===== Supplied records
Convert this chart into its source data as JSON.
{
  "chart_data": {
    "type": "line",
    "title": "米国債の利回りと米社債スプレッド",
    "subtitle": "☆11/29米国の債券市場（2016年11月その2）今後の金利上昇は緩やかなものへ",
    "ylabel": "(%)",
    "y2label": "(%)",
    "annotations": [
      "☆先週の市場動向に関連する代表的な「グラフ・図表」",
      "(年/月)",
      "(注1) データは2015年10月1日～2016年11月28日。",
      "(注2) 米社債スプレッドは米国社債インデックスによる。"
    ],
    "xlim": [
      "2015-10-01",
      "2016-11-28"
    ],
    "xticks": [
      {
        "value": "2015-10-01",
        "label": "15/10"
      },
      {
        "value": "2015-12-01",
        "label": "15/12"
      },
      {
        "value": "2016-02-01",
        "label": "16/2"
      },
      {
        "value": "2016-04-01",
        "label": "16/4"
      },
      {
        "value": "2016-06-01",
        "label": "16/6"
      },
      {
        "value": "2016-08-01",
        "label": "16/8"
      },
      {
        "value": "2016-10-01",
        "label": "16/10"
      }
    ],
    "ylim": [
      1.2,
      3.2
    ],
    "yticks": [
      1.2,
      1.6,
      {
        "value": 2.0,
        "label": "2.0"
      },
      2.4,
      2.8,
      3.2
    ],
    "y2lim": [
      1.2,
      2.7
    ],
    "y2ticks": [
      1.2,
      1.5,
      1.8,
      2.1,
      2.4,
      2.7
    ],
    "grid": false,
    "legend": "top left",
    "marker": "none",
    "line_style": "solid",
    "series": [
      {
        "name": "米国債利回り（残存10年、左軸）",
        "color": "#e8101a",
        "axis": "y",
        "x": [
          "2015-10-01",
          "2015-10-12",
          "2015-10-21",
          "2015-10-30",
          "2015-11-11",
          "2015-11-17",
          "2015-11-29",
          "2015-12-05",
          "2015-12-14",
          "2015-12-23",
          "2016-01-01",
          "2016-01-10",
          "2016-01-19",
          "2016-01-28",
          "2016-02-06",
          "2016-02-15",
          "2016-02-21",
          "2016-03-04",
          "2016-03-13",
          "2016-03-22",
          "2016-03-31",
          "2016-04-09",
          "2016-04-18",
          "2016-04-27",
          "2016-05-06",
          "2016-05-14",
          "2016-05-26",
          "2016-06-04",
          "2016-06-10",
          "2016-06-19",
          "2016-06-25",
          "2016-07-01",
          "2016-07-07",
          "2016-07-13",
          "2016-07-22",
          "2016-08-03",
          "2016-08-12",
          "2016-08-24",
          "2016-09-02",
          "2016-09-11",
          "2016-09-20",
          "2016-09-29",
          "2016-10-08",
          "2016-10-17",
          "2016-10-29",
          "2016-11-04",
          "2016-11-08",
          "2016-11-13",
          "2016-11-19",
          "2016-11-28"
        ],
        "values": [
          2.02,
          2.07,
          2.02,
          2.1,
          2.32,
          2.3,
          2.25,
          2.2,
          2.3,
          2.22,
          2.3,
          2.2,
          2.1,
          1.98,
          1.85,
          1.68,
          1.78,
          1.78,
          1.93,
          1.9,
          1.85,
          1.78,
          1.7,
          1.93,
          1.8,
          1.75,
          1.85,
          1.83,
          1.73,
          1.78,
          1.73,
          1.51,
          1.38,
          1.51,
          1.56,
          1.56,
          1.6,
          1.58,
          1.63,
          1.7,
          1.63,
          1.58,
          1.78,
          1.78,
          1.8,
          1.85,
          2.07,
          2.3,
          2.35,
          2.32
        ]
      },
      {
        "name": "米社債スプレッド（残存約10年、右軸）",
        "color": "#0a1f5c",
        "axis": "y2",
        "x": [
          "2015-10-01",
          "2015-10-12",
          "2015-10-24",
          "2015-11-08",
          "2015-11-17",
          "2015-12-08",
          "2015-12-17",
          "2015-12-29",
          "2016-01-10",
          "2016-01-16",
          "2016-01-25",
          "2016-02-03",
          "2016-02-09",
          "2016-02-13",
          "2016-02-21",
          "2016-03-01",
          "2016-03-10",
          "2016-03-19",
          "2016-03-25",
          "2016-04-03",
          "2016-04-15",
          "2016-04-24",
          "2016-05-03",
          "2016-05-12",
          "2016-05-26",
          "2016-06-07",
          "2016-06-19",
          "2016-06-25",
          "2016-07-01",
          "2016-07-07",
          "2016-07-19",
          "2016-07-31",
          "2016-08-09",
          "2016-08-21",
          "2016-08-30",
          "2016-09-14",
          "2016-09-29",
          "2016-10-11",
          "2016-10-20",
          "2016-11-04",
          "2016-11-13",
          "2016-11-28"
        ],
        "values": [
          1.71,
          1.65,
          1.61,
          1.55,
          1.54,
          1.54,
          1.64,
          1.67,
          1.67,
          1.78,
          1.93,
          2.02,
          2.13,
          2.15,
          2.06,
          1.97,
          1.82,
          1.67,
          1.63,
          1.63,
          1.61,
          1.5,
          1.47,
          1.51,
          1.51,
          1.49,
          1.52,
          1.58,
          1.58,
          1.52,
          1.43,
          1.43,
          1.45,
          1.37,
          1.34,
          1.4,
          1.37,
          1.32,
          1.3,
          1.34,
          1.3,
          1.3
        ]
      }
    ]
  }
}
==========
Work to be completed:
Return every record, word for word.

Solved problem:
Convert this chart into its source data as JSON.
{
  "chart_data": {
    "type": "line",
    "title": "米国債の利回りと米社債スプレッド",
    "subtitle": "☆11/29米国の債券市場（2016年11月その2）今後の金利上昇は緩やかなものへ",
    "ylabel": "(%)",
    "y2label": "(%)",
    "annotations": [
      "☆先週の市場動向に関連する代表的な「グラフ・図表」",
      "(年/月)",
      "(注1) データは2015年10月1日～2016年11月28日。",
      "(注2) 米社債スプレッドは米国社債インデックスによる。"
    ],
    "xlim": [
      "2015-10-01",
      "2016-11-28"
    ],
    "xticks": [
      {
        "value": "2015-10-01",
        "label": "15/10"
      },
      {
        "value": "2015-12-01",
        "label": "15/12"
      },
      {
        "value": "2016-02-01",
        "label": "16/2"
      },
      {
        "value": "2016-04-01",
        "label": "16/4"
      },
      {
        "value": "2016-06-01",
        "label": "16/6"
      },
      {
        "value": "2016-08-01",
        "label": "16/8"
      },
      {
        "value": "2016-10-01",
        "label": "16/10"
      }
    ],
    "ylim": [
      1.2,
      3.2
    ],
    "yticks": [
      1.2,
      1.6,
      {
        "value": 2.0,
        "label": "2.0"
      },
      2.4,
      2.8,
      3.2
    ],
    "y2lim": [
      1.2,
      2.7
    ],
    "y2ticks": [
      1.2,
      1.5,
      1.8,
      2.1,
      2.4,
      2.7
    ],
    "grid": false,
    "legend": "top left",
    "marker": "none",
    "line_style": "solid",
    "series": [
      {
        "name": "米国債利回り（残存10年、左軸）",
        "color": "#e8101a",
        "axis": "y",
        "x": [
          "2015-10-01",
          "2015-10-12",
          "2015-10-21",
          "2015-10-30",
          "2015-11-11",
          "2015-11-17",
          "2015-11-29",
          "2015-12-05",
          "2015-12-14",
          "2015-12-23",
          "2016-01-01",
          "2016-01-10",
          "2016-01-19",
          "2016-01-28",
          "2016-02-06",
          "2016-02-15",
          "2016-02-21",
          "2016-03-04",
          "2016-03-13",
          "2016-03-22",
          "2016-03-31",
          "2016-04-09",
          "2016-04-18",
          "2016-04-27",
          "2016-05-06",
          "2016-05-14",
          "2016-05-26",
          "2016-06-04",
          "2016-06-10",
          "2016-06-19",
          "2016-06-25",
          "2016-07-01",
          "2016-07-07",
          "2016-07-13",
          "2016-07-22",
          "2016-08-03",
          "2016-08-12",
          "2016-08-24",
          "2016-09-02",
          "2016-09-11",
          "2016-09-20",
          "2016-09-29",
          "2016-10-08",
          "2016-10-17",
          "2016-10-29",
          "2016-11-04",
          "2016-11-08",
          "2016-11-13",
          "2016-11-19",
          "2016-11-28"
        ],
        "values": [
          2.02,
          2.07,
          2.02,
          2.1,
          2.32,
          2.3,
          2.25,
          2.2,
          2.3,
          2.22,
          2.3,
          2.2,
          2.1,
          1.98,
          1.85,
          1.68,
          1.78,
          1.78,
          1.93,
          1.9,
          1.85,
          1.78,
          1.7,
          1.93,
          1.8,
          1.75,
          1.85,
          1.83,
          1.73,
          1.78,
          1.73,
          1.51,
          1.38,
          1.51,
          1.56,
          1.56,
          1.6,
          1.58,
          1.63,
          1.7,
          1.63,
          1.58,
          1.78,
          1.78,
          1.8,
          1.85,
          2.07,
          2.3,
          2.35,
          2.32
        ]
      },
      {
        "name": "米社債スプレッド（残存約10年、右軸）",
        "color": "#0a1f5c",
        "axis": "y2",
        "x": [
          "2015-10-01",
          "2015-10-12",
          "2015-10-24",
          "2015-11-08",
          "2015-11-17",
          "2015-12-08",
          "2015-12-17",
          "2015-12-29",
          "2016-01-10",
          "2016-01-16",
          "2016-01-25",
          "2016-02-03",
          "2016-02-09",
          "2016-02-13",
          "2016-02-21",
          "2016-03-01",
          "2016-03-10",
          "2016-03-19",
          "2016-03-25",
          "2016-04-03",
          "2016-04-15",
          "2016-04-24",
          "2016-05-03",
          "2016-05-12",
          "2016-05-26",
          "2016-06-07",
          "2016-06-19",
          "2016-06-25",
          "2016-07-01",
          "2016-07-07",
          "2016-07-19",
          "2016-07-31",
          "2016-08-09",
          "2016-08-21",
          "2016-08-30",
          "2016-09-14",
          "2016-09-29",
          "2016-10-11",
          "2016-10-20",
          "2016-11-04",
          "2016-11-13",
          "2016-11-28"
        ],
        "values": [
          1.71,
          1.65,
          1.61,
          1.55,
          1.54,
          1.54,
          1.64,
          1.67,
          1.67,
          1.78,
          1.93,
          2.02,
          2.13,
          2.15,
          2.06,
          1.97,
          1.82,
          1.67,
          1.63,
          1.63,
          1.61,
          1.5,
          1.47,
          1.51,
          1.51,
          1.49,
          1.52,
          1.58,
          1.58,
          1.52,
          1.43,
          1.43,
          1.45,
          1.37,
          1.34,
          1.4,
          1.37,
          1.32,
          1.3,
          1.34,
          1.3,
          1.3
        ]
      }
    ]
  }
}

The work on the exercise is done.